## begin TASK MATERIAL

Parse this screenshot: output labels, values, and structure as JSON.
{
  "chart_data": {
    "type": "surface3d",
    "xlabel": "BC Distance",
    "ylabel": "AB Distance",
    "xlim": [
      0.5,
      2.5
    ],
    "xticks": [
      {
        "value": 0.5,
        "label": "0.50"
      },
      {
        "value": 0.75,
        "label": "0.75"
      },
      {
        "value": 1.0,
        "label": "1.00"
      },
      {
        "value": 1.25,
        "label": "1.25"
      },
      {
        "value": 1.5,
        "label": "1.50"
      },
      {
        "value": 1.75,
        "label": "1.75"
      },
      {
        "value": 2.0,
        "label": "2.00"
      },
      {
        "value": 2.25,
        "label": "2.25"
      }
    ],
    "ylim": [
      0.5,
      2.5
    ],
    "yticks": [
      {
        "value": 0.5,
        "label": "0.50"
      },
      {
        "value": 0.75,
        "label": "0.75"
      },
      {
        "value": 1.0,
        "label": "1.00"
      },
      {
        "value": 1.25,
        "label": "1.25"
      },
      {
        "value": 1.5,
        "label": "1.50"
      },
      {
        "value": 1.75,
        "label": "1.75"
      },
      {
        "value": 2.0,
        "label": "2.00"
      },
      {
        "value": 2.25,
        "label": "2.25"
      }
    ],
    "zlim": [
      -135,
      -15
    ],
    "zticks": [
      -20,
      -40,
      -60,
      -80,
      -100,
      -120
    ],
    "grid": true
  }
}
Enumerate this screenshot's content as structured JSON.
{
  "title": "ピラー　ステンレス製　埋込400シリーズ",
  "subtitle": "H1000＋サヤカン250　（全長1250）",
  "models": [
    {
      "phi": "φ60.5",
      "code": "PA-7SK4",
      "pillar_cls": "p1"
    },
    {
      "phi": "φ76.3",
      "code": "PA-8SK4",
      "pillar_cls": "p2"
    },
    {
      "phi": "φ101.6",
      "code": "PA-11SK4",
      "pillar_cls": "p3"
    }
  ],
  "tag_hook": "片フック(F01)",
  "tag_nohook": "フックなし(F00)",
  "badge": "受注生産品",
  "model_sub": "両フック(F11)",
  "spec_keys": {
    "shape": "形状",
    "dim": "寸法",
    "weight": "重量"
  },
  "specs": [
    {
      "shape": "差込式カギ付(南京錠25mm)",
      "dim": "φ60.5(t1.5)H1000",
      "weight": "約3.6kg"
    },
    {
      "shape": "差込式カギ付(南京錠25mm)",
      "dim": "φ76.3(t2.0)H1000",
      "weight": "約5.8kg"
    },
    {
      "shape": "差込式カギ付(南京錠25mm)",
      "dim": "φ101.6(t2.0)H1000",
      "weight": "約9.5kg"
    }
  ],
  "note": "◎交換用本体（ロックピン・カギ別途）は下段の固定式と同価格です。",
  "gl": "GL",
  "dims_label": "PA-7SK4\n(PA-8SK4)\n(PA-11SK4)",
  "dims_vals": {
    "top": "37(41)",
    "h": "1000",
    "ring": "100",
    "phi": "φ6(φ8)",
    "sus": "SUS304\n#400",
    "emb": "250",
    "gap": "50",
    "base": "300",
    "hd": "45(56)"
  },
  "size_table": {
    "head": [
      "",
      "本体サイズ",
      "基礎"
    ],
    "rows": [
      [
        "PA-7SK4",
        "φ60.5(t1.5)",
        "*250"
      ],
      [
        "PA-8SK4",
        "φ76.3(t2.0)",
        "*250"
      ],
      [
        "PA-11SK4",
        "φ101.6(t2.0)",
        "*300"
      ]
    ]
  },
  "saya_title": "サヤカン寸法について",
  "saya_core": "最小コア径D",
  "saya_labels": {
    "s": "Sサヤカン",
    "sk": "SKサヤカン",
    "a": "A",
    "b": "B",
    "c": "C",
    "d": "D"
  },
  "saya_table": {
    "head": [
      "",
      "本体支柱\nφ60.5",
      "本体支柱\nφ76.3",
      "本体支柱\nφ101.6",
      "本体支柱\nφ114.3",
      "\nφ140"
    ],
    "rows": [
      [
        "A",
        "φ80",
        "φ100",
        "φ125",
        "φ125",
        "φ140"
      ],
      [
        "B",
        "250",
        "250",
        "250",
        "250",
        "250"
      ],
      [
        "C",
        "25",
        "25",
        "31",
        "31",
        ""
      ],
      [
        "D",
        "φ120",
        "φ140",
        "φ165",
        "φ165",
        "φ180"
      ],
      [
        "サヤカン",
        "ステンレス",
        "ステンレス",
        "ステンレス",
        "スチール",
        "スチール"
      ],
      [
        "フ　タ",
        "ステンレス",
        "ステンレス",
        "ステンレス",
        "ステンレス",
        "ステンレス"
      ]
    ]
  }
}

## end TASK MATERIAL

Recopy all the lines exactly as they appear.

Parse this screenshot: output labels, values, and structure as JSON.
{
  "chart_data": {
    "type": "surface3d",
    "xlabel": "BC Distance",
    "ylabel": "AB Distance",
    "xlim": [
      0.5,
      2.5
    ],
    "xticks": [
      {
        "value": 0.5,
        "label": "0.50"
      },
      {
        "value": 0.75,
        "label": "0.75"
      },
      {
        "value": 1.0,
        "label": "1.00"
      },
      {
        "value": 1.25,
        "label": "1.25"
      },
      {
        "value": 1.5,
        "label": "1.50"
      },
      {
        "value": 1.75,
        "label": "1.75"
      },
      {
        "value": 2.0,
        "label": "2.00"
      },
      {
        "value": 2.25,
        "label": "2.25"
      }
    ],
    "ylim": [
      0.5,
      2.5
    ],
    "yticks": [
      {
        "value": 0.5,
        "label": "0.50"
      },
      {
        "value": 0.75,
        "label": "0.75"
      },
      {
        "value": 1.0,
        "label": "1.00"
      },
      {
        "value": 1.25,
        "label": "1.25"
      },
      {
        "value": 1.5,
        "label": "1.50"
      },
      {
        "value": 1.75,
        "label": "1.75"
      },
      {
        "value": 2.0,
        "label": "2.00"
      },
      {
        "value": 2.25,
        "label": "2.25"
      }
    ],
    "zlim": [
      -135,
      -15
    ],
    "zticks": [
      -20,
      -40,
      -60,
      -80,
      -100,
      -120
    ],
    "grid": true
  }
}
Enumerate this screenshot's content as structured JSON.
{
  "title": "ピラー　ステンレス製　埋込400シリーズ",
  "subtitle": "H1000＋サヤカン250　（全長1250）",
  "models": [
    {
      "phi": "φ60.5",
      "code": "PA-7SK4",
      "pillar_cls": "p1"
    },
    {
      "phi": "φ76.3",
      "code": "PA-8SK4",
      "pillar_cls": "p2"
    },
    {
      "phi": "φ101.6",
      "code": "PA-11SK4",
      "pillar_cls": "p3"
    }
  ],
  "tag_hook": "片フック(F01)",
  "tag_nohook": "フックなし(F00)",
  "badge": "受注生産品",
  "model_sub": "両フック(F11)",
  "spec_keys": {
    "shape": "形状",
    "dim": "寸法",
    "weight": "重量"
  },
  "specs": [
    {
      "shape": "差込式カギ付(南京錠25mm)",
      "dim": "φ60.5(t1.5)H1000",
      "weight": "約3.6kg"
    },
    {
      "shape": "差込式カギ付(南京錠25mm)",
      "dim": "φ76.3(t2.0)H1000",
      "weight": "約5.8kg"
    },
    {
      "shape": "差込式カギ付(南京錠25mm)",
      "dim": "φ101.6(t2.0)H1000",
      "weight": "約9.5kg"
    }
  ],
  "note": "◎交換用本体（ロックピン・カギ別途）は下段の固定式と同価格です。",
  "gl": "GL",
  "dims_label": "PA-7SK4\n(PA-8SK4)\n(PA-11SK4)",
  "dims_vals": {
    "top": "37(41)",
    "h": "1000",
    "ring": "100",
    "phi": "φ6(φ8)",
    "sus": "SUS304\n#400",
    "emb": "250",
    "gap": "50",
    "base": "300",
    "hd": "45(56)"
  },
  "size_table": {
    "head": [
      "",
      "本体サイズ",
      "基礎"
    ],
    "rows": [
      [
        "PA-7SK4",
        "φ60.5(t1.5)",
        "*250"
      ],
      [
        "PA-8SK4",
        "φ76.3(t2.0)",
        "*250"
      ],
      [
        "PA-11SK4",
        "φ101.6(t2.0)",
        "*300"
      ]
    ]
  },
  "saya_title": "サヤカン寸法について",
  "saya_core": "最小コア径D",
  "saya_labels": {
    "s": "Sサヤカン",
    "sk": "SKサヤカン",
    "a": "A",
    "b": "B",
    "c": "C",
    "d": "D"
  },
  "saya_table": {
    "head": [
      "",
      "本体支柱\nφ60.5",
      "本体支柱\nφ76.3",
      "本体支柱\nφ101.6",
      "本体支柱\nφ114.3",
      "\nφ140"
    ],
    "rows": [
      [
        "A",
        "φ80",
        "φ100",
        "φ125",
        "φ125",
        "φ140"
      ],
      [
        "B",
        "250",
        "250",
        "250",
        "250",
        "250"
      ],
      [
        "C",
        "25",
        "25",
        "31",
        "31",
        ""
      ],
      [
        "D",
        "φ120",
        "φ140",
        "φ165",
        "φ165",
        "φ180"
      ],
      [
        "サヤカン",
        "ステンレス",
        "ステンレス",
        "ステンレス",
        "スチール",
        "スチール"
      ],
      [
        "フ　タ",
        "ステンレス",
        "ステンレス",
        "ステンレス",
        "ステンレス",
        "ステンレス"
      ]
    ]
  }
}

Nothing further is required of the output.